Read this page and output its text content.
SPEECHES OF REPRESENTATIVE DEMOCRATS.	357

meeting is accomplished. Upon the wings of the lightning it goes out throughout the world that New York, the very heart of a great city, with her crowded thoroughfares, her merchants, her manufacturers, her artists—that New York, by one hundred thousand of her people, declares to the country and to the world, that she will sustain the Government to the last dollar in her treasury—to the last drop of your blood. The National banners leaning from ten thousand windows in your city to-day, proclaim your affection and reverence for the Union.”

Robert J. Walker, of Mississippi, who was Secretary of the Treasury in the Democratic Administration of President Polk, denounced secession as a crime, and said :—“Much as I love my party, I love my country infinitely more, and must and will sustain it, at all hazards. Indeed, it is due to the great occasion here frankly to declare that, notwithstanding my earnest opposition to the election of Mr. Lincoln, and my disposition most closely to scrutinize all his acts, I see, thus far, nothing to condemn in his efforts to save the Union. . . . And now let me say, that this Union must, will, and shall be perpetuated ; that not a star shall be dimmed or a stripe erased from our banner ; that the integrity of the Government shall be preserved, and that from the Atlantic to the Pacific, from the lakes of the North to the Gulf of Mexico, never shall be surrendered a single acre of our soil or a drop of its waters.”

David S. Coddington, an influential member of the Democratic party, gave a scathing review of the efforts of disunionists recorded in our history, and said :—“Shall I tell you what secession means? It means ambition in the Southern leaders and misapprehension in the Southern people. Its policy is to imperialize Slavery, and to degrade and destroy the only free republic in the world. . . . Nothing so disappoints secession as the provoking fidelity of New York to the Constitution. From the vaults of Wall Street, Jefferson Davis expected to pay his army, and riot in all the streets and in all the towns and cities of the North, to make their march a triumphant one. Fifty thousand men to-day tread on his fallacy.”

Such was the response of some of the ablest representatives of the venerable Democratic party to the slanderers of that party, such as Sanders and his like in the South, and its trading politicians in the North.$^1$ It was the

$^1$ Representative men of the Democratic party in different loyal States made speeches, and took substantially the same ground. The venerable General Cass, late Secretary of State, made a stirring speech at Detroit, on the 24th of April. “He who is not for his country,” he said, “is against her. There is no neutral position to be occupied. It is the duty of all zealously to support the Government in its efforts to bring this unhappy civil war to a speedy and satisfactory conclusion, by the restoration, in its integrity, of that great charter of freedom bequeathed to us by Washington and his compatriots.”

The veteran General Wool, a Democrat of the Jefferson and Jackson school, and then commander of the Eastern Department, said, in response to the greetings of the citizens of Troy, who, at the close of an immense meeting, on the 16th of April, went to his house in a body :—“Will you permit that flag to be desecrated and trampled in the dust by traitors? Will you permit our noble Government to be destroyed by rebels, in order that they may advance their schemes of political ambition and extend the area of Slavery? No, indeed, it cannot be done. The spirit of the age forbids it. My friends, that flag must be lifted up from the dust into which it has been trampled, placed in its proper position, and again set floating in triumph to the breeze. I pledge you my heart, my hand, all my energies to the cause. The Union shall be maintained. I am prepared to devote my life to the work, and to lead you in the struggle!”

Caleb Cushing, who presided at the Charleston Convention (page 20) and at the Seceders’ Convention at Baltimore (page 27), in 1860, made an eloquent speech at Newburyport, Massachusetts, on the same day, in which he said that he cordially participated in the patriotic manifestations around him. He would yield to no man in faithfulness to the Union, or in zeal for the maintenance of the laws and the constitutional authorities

What you will do
Make a list of all lines in the data that contain "page".

Problem solution
Read this page and output its text content.
Caleb Cushing, who presided at the Charleston Convention (page 20) and at the Seceders’ Convention at Baltimore (page 27), in 1860, made an eloquent speech at Newburyport, Massachusetts, on the same day, in which he said that he cordially participated in the patriotic manifestations around him. He would yield to no man in faithfulness to the Union, or in zeal for the maintenance of the laws and the constitutional authorities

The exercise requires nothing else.